>>>>>

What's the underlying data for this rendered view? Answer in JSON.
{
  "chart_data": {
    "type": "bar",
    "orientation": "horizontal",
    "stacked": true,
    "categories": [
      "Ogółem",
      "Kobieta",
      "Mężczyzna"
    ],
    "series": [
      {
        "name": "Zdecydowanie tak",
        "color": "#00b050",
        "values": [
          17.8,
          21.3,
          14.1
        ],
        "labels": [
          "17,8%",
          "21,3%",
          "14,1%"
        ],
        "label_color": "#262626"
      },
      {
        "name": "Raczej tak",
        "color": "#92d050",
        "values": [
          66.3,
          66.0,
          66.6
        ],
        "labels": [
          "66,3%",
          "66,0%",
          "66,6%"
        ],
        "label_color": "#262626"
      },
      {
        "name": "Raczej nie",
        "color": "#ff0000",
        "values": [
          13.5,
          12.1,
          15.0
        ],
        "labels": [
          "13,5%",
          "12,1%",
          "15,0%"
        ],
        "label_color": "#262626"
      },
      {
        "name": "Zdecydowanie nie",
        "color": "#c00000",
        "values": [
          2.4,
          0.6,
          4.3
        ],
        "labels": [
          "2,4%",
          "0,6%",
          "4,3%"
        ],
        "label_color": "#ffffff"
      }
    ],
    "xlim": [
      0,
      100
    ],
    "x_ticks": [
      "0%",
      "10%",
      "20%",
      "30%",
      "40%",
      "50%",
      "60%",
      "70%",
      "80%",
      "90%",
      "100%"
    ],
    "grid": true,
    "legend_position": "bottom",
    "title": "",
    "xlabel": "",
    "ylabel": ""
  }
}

<<<<<

→ **AIM OF THE TASK**
From the records above, how many lines include the word "name"? Only the number is wanted.

→ **REPLY TO THE EXERCISE**
4